Exercise objective:
Lift out all lines below that contain "Actuator".
========================================
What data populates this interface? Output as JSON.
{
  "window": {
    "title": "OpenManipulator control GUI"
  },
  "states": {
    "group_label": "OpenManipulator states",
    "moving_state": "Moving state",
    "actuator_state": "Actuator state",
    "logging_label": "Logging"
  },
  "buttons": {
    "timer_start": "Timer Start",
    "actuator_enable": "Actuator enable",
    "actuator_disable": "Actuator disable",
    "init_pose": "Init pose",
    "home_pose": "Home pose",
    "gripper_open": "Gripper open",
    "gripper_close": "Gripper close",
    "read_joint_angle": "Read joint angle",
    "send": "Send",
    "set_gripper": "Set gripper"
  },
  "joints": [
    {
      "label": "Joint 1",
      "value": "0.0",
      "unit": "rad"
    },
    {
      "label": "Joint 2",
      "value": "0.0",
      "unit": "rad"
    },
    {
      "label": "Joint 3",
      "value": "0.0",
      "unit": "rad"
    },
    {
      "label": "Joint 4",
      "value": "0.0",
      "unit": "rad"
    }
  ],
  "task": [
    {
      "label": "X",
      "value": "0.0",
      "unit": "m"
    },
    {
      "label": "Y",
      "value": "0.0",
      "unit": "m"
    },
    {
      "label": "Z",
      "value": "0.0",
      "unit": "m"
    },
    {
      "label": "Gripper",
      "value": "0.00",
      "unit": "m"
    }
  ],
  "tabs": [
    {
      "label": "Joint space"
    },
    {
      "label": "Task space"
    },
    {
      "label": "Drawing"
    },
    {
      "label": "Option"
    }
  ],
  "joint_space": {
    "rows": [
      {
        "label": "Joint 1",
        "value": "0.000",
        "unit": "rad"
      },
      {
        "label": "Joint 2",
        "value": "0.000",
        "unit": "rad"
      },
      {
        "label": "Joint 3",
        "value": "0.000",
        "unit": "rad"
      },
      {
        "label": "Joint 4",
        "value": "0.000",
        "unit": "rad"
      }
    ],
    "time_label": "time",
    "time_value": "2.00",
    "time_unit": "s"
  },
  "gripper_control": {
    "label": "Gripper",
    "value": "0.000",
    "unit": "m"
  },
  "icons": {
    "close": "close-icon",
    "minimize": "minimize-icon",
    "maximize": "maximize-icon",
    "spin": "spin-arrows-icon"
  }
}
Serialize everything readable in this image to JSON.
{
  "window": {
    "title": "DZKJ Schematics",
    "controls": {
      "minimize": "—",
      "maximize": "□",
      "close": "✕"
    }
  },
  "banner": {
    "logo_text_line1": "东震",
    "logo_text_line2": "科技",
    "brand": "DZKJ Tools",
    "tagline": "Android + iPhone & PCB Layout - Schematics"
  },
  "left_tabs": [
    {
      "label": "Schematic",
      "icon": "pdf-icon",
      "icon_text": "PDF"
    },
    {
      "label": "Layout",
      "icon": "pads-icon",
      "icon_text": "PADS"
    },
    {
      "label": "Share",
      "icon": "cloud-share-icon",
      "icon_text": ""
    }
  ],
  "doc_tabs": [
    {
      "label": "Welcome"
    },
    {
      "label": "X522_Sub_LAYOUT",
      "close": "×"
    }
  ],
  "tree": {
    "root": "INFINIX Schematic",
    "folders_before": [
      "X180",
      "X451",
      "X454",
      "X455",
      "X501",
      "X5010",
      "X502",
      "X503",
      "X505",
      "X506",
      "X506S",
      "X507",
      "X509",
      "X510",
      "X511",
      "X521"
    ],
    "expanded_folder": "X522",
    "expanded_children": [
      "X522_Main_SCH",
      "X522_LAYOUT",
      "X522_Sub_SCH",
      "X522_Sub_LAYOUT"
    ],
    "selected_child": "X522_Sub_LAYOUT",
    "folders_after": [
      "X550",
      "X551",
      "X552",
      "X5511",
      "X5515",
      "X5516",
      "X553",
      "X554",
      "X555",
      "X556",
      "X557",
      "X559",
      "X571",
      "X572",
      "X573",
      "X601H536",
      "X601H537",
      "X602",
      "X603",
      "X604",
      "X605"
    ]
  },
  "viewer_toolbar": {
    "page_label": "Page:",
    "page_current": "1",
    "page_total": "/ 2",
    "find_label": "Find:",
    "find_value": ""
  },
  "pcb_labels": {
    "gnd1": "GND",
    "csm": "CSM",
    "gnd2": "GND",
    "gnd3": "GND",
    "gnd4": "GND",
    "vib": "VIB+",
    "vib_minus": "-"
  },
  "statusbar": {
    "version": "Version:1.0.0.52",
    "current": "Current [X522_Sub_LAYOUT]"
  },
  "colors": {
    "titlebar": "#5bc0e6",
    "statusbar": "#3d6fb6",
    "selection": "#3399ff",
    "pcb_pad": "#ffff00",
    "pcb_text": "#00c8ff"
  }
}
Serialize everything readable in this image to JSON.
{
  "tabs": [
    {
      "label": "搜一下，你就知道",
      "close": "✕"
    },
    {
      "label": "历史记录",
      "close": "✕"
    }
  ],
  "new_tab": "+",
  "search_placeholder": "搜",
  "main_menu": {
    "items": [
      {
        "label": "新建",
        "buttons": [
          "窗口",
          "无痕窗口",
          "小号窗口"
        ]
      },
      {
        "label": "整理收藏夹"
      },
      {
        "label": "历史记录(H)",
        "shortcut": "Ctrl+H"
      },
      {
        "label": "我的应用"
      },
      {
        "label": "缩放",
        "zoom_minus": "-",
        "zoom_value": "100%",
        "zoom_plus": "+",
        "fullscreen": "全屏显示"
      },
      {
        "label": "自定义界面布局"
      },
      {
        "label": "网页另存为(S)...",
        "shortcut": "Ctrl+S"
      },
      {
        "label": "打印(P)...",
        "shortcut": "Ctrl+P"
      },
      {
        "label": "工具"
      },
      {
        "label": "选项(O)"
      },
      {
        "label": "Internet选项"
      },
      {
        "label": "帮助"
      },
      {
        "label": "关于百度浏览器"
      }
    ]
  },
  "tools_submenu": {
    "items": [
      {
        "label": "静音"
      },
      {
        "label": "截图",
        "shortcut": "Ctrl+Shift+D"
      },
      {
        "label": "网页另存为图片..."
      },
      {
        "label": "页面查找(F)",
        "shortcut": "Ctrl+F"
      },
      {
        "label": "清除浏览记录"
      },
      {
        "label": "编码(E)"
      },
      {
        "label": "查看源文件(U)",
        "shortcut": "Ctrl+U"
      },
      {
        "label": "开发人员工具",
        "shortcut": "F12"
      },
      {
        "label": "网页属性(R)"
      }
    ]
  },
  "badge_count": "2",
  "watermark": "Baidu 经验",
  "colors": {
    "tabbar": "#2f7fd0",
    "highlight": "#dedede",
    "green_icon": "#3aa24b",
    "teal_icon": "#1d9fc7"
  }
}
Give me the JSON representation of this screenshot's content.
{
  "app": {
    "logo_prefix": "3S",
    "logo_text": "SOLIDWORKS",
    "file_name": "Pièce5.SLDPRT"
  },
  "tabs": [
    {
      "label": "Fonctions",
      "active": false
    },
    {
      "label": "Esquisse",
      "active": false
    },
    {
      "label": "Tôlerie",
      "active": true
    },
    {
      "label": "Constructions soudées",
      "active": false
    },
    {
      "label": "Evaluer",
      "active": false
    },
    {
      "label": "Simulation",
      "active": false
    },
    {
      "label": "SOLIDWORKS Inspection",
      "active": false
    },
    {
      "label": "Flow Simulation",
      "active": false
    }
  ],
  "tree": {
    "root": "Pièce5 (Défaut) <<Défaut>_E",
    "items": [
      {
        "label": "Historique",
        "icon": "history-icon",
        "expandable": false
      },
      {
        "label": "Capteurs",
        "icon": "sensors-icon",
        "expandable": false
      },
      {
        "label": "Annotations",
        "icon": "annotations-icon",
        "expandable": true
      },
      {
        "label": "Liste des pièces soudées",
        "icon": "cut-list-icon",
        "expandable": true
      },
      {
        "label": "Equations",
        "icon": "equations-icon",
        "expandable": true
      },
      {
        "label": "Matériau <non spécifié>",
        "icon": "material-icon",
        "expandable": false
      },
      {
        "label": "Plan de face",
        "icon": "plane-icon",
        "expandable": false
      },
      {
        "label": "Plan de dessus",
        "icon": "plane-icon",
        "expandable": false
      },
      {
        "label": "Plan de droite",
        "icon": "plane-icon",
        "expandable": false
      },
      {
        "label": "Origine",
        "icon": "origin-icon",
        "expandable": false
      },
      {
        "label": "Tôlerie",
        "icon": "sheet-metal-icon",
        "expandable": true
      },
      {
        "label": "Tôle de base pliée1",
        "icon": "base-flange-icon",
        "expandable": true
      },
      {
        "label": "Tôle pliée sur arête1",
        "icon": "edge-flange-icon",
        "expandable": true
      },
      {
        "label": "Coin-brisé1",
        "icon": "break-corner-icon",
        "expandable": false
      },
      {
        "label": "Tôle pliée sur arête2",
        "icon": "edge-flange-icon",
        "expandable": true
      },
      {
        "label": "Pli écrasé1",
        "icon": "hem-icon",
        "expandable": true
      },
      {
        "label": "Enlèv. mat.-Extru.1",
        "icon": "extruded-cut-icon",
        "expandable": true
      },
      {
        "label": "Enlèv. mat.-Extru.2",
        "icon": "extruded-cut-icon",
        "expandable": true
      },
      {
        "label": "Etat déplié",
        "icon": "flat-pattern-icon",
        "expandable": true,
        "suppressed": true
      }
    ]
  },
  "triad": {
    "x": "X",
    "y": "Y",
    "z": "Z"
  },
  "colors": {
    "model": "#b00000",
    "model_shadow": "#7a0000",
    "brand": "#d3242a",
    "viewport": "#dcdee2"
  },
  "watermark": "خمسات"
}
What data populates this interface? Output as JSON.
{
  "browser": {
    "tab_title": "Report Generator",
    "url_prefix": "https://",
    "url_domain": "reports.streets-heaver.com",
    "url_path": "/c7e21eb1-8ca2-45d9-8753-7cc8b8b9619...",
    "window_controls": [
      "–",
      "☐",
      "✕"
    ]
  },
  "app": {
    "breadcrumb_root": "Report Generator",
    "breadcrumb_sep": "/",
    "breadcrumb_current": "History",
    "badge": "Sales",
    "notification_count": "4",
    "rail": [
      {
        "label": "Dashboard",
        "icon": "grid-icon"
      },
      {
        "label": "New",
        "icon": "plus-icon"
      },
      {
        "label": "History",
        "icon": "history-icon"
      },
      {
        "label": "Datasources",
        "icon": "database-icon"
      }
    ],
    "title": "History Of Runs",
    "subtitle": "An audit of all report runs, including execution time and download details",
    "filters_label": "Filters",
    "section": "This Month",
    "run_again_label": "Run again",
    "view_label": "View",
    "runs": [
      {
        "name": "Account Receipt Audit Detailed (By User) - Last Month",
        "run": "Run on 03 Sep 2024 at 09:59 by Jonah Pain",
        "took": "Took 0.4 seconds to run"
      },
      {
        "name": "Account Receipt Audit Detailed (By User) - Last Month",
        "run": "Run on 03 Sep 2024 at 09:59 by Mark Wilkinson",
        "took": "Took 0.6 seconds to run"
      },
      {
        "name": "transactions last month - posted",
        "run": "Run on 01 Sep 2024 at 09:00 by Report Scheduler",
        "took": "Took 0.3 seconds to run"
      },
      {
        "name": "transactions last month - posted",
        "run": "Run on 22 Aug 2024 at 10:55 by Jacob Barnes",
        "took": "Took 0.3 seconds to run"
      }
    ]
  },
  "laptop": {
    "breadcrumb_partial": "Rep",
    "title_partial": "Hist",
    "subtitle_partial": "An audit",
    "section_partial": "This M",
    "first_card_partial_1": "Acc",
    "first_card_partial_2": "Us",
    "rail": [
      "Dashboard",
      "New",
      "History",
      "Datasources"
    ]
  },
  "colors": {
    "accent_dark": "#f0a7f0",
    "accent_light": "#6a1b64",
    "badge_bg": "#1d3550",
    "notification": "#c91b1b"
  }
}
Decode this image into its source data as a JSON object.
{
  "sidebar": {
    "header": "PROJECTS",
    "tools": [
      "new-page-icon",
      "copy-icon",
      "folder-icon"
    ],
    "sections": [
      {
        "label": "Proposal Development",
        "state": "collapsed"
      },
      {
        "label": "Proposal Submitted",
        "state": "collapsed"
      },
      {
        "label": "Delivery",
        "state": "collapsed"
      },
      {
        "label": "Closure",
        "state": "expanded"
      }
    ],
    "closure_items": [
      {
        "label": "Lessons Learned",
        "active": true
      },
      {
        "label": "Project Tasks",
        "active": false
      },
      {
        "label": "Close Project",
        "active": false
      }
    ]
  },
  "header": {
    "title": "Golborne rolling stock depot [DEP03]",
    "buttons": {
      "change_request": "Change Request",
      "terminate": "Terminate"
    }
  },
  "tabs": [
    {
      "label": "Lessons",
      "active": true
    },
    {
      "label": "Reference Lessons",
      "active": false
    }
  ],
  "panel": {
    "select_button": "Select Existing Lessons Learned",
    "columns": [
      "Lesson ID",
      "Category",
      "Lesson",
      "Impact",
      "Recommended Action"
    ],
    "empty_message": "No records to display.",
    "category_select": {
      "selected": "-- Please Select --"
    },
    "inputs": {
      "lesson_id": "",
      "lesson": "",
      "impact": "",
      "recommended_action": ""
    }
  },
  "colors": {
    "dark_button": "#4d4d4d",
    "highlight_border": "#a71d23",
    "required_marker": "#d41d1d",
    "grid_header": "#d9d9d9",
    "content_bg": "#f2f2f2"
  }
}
========================================
Solution below:
    "actuator_state": "Actuator state",
    "actuator_enable": "Actuator enable",
    "actuator_disable": "Actuator disable",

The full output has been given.